**GIVEN TASK**
Reproduce this listing in full.
══════════
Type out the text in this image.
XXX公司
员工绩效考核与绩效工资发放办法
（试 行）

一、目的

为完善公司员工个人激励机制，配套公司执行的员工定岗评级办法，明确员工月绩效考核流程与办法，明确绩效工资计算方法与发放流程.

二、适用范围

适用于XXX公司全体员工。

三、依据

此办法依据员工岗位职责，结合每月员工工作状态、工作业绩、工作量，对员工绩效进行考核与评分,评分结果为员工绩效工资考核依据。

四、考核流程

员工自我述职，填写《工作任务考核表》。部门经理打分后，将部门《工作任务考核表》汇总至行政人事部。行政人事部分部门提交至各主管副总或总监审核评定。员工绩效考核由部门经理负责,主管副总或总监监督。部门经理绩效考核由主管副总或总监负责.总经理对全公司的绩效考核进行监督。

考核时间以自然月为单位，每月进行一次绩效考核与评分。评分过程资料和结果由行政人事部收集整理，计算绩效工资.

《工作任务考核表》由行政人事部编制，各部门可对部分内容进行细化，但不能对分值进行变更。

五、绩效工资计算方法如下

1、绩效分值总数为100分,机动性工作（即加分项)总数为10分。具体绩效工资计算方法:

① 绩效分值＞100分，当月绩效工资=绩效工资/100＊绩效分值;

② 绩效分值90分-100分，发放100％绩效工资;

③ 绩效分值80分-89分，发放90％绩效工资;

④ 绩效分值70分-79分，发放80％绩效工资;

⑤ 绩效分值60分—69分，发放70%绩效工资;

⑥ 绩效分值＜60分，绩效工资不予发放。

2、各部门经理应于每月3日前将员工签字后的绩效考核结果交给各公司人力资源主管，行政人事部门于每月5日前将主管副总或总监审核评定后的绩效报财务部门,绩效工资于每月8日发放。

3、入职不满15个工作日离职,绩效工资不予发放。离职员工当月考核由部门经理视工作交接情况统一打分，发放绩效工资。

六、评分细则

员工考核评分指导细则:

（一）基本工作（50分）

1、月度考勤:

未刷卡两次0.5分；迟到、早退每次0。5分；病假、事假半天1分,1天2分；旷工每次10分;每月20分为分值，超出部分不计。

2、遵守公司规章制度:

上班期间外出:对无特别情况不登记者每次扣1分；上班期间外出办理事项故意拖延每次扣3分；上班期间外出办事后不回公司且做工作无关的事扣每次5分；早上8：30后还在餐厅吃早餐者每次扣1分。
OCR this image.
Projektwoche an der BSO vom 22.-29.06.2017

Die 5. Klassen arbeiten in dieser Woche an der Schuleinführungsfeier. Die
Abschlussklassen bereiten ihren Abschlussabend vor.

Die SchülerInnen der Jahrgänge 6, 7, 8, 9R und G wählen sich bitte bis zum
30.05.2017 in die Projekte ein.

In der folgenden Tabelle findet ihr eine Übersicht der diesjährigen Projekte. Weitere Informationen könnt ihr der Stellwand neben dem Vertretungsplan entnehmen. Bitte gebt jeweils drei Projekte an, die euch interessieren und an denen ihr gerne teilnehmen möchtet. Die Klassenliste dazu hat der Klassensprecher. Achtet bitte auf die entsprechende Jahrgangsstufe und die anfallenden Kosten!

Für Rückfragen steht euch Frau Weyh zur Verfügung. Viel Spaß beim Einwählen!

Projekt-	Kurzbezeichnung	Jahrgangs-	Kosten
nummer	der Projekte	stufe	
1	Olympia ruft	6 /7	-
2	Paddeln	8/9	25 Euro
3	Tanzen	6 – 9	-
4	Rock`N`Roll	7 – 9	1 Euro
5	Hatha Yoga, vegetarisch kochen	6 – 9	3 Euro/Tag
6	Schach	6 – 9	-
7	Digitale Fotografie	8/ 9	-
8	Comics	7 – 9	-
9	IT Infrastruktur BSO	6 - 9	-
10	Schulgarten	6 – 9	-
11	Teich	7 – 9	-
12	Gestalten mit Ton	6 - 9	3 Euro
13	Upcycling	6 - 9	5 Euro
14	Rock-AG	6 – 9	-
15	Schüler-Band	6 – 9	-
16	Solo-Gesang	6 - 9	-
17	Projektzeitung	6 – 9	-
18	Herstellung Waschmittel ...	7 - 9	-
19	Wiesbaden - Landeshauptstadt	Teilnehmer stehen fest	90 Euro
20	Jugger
══════════
**WORKED ANSWER**
Type out the text in this image.
XXX公司
员工绩效考核与绩效工资发放办法
（试 行）

一、目的

为完善公司员工个人激励机制，配套公司执行的员工定岗评级办法，明确员工月绩效考核流程与办法，明确绩效工资计算方法与发放流程.

二、适用范围

适用于XXX公司全体员工。

三、依据

此办法依据员工岗位职责，结合每月员工工作状态、工作业绩、工作量，对员工绩效进行考核与评分,评分结果为员工绩效工资考核依据。

四、考核流程

员工自我述职，填写《工作任务考核表》。部门经理打分后，将部门《工作任务考核表》汇总至行政人事部。行政人事部分部门提交至各主管副总或总监审核评定。员工绩效考核由部门经理负责,主管副总或总监监督。部门经理绩效考核由主管副总或总监负责.总经理对全公司的绩效考核进行监督。

考核时间以自然月为单位，每月进行一次绩效考核与评分。评分过程资料和结果由行政人事部收集整理，计算绩效工资.

《工作任务考核表》由行政人事部编制，各部门可对部分内容进行细化，但不能对分值进行变更。

五、绩效工资计算方法如下

1、绩效分值总数为100分,机动性工作（即加分项)总数为10分。具体绩效工资计算方法:

① 绩效分值＞100分，当月绩效工资=绩效工资/100＊绩效分值;

② 绩效分值90分-100分，发放100％绩效工资;

③ 绩效分值80分-89分，发放90％绩效工资;

④ 绩效分值70分-79分，发放80％绩效工资;

⑤ 绩效分值60分—69分，发放70%绩效工资;

⑥ 绩效分值＜60分，绩效工资不予发放。

2、各部门经理应于每月3日前将员工签字后的绩效考核结果交给各公司人力资源主管，行政人事部门于每月5日前将主管副总或总监审核评定后的绩效报财务部门,绩效工资于每月8日发放。

3、入职不满15个工作日离职,绩效工资不予发放。离职员工当月考核由部门经理视工作交接情况统一打分，发放绩效工资。

六、评分细则

员工考核评分指导细则:

（一）基本工作（50分）

1、月度考勤:

未刷卡两次0.5分；迟到、早退每次0。5分；病假、事假半天1分,1天2分；旷工每次10分;每月20分为分值，超出部分不计。

2、遵守公司规章制度:

上班期间外出:对无特别情况不登记者每次扣1分；上班期间外出办理事项故意拖延每次扣3分；上班期间外出办事后不回公司且做工作无关的事扣每次5分；早上8：30后还在餐厅吃早餐者每次扣1分。
OCR this image.
Projektwoche an der BSO vom 22.-29.06.2017

Die 5. Klassen arbeiten in dieser Woche an der Schuleinführungsfeier. Die
Abschlussklassen bereiten ihren Abschlussabend vor.

Die SchülerInnen der Jahrgänge 6, 7, 8, 9R und G wählen sich bitte bis zum
30.05.2017 in die Projekte ein.

In der folgenden Tabelle findet ihr eine Übersicht der diesjährigen Projekte. Weitere Informationen könnt ihr der Stellwand neben dem Vertretungsplan entnehmen. Bitte gebt jeweils drei Projekte an, die euch interessieren und an denen ihr gerne teilnehmen möchtet. Die Klassenliste dazu hat der Klassensprecher. Achtet bitte auf die entsprechende Jahrgangsstufe und die anfallenden Kosten!

Für Rückfragen steht euch Frau Weyh zur Verfügung. Viel Spaß beim Einwählen!

Projekt-	Kurzbezeichnung	Jahrgangs-	Kosten
nummer	der Projekte	stufe	
1	Olympia ruft	6 /7	-
2	Paddeln	8/9	25 Euro
3	Tanzen	6 – 9	-
4	Rock`N`Roll	7 – 9	1 Euro
5	Hatha Yoga, vegetarisch kochen	6 – 9	3 Euro/Tag
6	Schach	6 – 9	-
7	Digitale Fotografie	8/ 9	-
8	Comics	7 – 9	-
9	IT Infrastruktur BSO	6 - 9	-
10	Schulgarten	6 – 9	-
11	Teich	7 – 9	-
12	Gestalten mit Ton	6 - 9	3 Euro
13	Upcycling	6 - 9	5 Euro
14	Rock-AG	6 – 9	-
15	Schüler-Band	6 – 9	-
16	Solo-Gesang	6 - 9	-
17	Projektzeitung	6 – 9	-
18	Herstellung Waschmittel ...	7 - 9	-
19	Wiesbaden - Landeshauptstadt	Teilnehmer stehen fest	90 Euro
20	Jugger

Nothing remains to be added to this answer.